The exercise - What follows are records. Restate all of them word for word.

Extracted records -
'''
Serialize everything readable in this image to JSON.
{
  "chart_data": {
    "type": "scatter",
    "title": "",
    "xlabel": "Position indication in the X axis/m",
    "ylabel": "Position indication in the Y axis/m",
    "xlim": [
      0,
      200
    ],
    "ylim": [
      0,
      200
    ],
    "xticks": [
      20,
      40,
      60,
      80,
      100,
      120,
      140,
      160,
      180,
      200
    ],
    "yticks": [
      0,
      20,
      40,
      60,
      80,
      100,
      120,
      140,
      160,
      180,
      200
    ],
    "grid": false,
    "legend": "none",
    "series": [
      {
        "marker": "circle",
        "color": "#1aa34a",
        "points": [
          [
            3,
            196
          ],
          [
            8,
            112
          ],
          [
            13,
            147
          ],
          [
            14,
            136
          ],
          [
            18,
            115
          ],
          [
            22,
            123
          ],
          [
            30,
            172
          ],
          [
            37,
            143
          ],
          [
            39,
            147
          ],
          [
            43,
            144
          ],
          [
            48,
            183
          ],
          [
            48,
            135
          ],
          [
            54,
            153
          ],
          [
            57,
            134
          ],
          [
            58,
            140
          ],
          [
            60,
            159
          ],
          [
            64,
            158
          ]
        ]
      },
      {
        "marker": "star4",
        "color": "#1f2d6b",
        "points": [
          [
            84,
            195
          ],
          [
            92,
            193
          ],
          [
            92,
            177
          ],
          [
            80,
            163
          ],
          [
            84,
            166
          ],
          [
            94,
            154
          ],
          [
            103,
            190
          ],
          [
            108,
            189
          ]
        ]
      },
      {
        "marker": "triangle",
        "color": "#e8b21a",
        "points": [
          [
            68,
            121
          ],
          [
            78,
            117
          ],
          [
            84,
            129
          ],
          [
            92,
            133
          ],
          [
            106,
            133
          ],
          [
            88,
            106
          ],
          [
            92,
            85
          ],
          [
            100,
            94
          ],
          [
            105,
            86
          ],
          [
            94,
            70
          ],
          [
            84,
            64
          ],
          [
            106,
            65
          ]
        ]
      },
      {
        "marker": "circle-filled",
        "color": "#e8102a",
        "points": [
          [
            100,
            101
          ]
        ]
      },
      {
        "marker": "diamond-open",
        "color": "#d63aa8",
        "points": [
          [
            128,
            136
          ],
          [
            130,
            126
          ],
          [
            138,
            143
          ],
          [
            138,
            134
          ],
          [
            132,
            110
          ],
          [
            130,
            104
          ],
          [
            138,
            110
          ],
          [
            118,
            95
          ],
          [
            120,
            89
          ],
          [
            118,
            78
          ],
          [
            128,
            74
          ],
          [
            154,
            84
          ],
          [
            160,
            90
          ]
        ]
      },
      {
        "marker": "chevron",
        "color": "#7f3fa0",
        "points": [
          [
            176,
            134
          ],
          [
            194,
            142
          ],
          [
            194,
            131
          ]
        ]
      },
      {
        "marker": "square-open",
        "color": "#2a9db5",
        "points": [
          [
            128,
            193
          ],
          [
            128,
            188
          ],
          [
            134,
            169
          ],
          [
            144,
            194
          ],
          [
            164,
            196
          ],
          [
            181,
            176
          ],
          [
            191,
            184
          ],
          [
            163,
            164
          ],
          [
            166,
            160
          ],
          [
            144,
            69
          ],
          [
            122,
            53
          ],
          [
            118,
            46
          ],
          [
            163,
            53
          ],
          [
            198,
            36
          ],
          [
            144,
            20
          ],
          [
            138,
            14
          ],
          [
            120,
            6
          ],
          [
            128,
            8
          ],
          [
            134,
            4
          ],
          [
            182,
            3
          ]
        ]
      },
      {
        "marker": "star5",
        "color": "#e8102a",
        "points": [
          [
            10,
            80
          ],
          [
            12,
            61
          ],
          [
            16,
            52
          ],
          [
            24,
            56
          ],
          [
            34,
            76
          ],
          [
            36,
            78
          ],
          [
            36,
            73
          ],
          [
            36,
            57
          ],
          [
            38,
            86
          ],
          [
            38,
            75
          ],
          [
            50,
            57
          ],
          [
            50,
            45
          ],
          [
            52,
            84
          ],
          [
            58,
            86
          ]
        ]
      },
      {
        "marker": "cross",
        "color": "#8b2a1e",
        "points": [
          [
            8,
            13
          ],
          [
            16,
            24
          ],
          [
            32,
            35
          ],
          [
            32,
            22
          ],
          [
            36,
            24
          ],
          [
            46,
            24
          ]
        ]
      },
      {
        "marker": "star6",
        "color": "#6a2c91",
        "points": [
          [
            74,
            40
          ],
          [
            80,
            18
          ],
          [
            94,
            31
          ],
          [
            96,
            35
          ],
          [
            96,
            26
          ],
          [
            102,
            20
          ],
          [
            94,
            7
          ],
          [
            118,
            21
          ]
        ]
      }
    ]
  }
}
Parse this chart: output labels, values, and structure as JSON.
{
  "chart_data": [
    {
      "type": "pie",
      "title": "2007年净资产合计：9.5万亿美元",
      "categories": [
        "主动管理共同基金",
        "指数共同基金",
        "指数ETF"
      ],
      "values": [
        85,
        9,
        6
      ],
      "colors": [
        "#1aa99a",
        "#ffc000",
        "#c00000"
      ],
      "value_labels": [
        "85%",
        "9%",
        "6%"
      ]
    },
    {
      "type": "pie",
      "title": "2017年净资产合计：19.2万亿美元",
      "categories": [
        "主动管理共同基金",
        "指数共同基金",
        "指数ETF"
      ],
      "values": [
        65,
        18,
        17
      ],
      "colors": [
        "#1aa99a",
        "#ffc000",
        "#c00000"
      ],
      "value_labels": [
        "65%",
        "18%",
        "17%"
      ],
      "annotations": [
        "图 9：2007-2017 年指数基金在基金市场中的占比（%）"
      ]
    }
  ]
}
'''
The reply -
Serialize everything readable in this image to JSON.
{
  "chart_data": {
    "type": "scatter",
    "title": "",
    "xlabel": "Position indication in the X axis/m",
    "ylabel": "Position indication in the Y axis/m",
    "xlim": [
      0,
      200
    ],
    "ylim": [
      0,
      200
    ],
    "xticks": [
      20,
      40,
      60,
      80,
      100,
      120,
      140,
      160,
      180,
      200
    ],
    "yticks": [
      0,
      20,
      40,
      60,
      80,
      100,
      120,
      140,
      160,
      180,
      200
    ],
    "grid": false,
    "legend": "none",
    "series": [
      {
        "marker": "circle",
        "color": "#1aa34a",
        "points": [
          [
            3,
            196
          ],
          [
            8,
            112
          ],
          [
            13,
            147
          ],
          [
            14,
            136
          ],
          [
            18,
            115
          ],
          [
            22,
            123
          ],
          [
            30,
            172
          ],
          [
            37,
            143
          ],
          [
            39,
            147
          ],
          [
            43,
            144
          ],
          [
            48,
            183
          ],
          [
            48,
            135
          ],
          [
            54,
            153
          ],
          [
            57,
            134
          ],
          [
            58,
            140
          ],
          [
            60,
            159
          ],
          [
            64,
            158
          ]
        ]
      },
      {
        "marker": "star4",
        "color": "#1f2d6b",
        "points": [
          [
            84,
            195
          ],
          [
            92,
            193
          ],
          [
            92,
            177
          ],
          [
            80,
            163
          ],
          [
            84,
            166
          ],
          [
            94,
            154
          ],
          [
            103,
            190
          ],
          [
            108,
            189
          ]
        ]
      },
      {
        "marker": "triangle",
        "color": "#e8b21a",
        "points": [
          [
            68,
            121
          ],
          [
            78,
            117
          ],
          [
            84,
            129
          ],
          [
            92,
            133
          ],
          [
            106,
            133
          ],
          [
            88,
            106
          ],
          [
            92,
            85
          ],
          [
            100,
            94
          ],
          [
            105,
            86
          ],
          [
            94,
            70
          ],
          [
            84,
            64
          ],
          [
            106,
            65
          ]
        ]
      },
      {
        "marker": "circle-filled",
        "color": "#e8102a",
        "points": [
          [
            100,
            101
          ]
        ]
      },
      {
        "marker": "diamond-open",
        "color": "#d63aa8",
        "points": [
          [
            128,
            136
          ],
          [
            130,
            126
          ],
          [
            138,
            143
          ],
          [
            138,
            134
          ],
          [
            132,
            110
          ],
          [
            130,
            104
          ],
          [
            138,
            110
          ],
          [
            118,
            95
          ],
          [
            120,
            89
          ],
          [
            118,
            78
          ],
          [
            128,
            74
          ],
          [
            154,
            84
          ],
          [
            160,
            90
          ]
        ]
      },
      {
        "marker": "chevron",
        "color": "#7f3fa0",
        "points": [
          [
            176,
            134
          ],
          [
            194,
            142
          ],
          [
            194,
            131
          ]
        ]
      },
      {
        "marker": "square-open",
        "color": "#2a9db5",
        "points": [
          [
            128,
            193
          ],
          [
            128,
            188
          ],
          [
            134,
            169
          ],
          [
            144,
            194
          ],
          [
            164,
            196
          ],
          [
            181,
            176
          ],
          [
            191,
            184
          ],
          [
            163,
            164
          ],
          [
            166,
            160
          ],
          [
            144,
            69
          ],
          [
            122,
            53
          ],
          [
            118,
            46
          ],
          [
            163,
            53
          ],
          [
            198,
            36
          ],
          [
            144,
            20
          ],
          [
            138,
            14
          ],
          [
            120,
            6
          ],
          [
            128,
            8
          ],
          [
            134,
            4
          ],
          [
            182,
            3
          ]
        ]
      },
      {
        "marker": "star5",
        "color": "#e8102a",
        "points": [
          [
            10,
            80
          ],
          [
            12,
            61
          ],
          [
            16,
            52
          ],
          [
            24,
            56
          ],
          [
            34,
            76
          ],
          [
            36,
            78
          ],
          [
            36,
            73
          ],
          [
            36,
            57
          ],
          [
            38,
            86
          ],
          [
            38,
            75
          ],
          [
            50,
            57
          ],
          [
            50,
            45
          ],
          [
            52,
            84
          ],
          [
            58,
            86
          ]
        ]
      },
      {
        "marker": "cross",
        "color": "#8b2a1e",
        "points": [
          [
            8,
            13
          ],
          [
            16,
            24
          ],
          [
            32,
            35
          ],
          [
            32,
            22
          ],
          [
            36,
            24
          ],
          [
            46,
            24
          ]
        ]
      },
      {
        "marker": "star6",
        "color": "#6a2c91",
        "points": [
          [
            74,
            40
          ],
          [
            80,
            18
          ],
          [
            94,
            31
          ],
          [
            96,
            35
          ],
          [
            96,
            26
          ],
          [
            102,
            20
          ],
          [
            94,
            7
          ],
          [
            118,
            21
          ]
        ]
      }
    ]
  }
}
Parse this chart: output labels, values, and structure as JSON.
{
  "chart_data": [
    {
      "type": "pie",
      "title": "2007年净资产合计：9.5万亿美元",
      "categories": [
        "主动管理共同基金",
        "指数共同基金",
        "指数ETF"
      ],
      "values": [
        85,
        9,
        6
      ],
      "colors": [
        "#1aa99a",
        "#ffc000",
        "#c00000"
      ],
      "value_labels": [
        "85%",
        "9%",
        "6%"
      ]
    },
    {
      "type": "pie",
      "title": "2017年净资产合计：19.2万亿美元",
      "categories": [
        "主动管理共同基金",
        "指数共同基金",
        "指数ETF"
      ],
      "values": [
        65,
        18,
        17
      ],
      "colors": [
        "#1aa99a",
        "#ffc000",
        "#c00000"
      ],
      "value_labels": [
        "65%",
        "18%",
        "17%"
      ],
      "annotations": [
        "图 9：2007-2017 年指数基金在基金市场中的占比（%）"
      ]
    }
  ]
}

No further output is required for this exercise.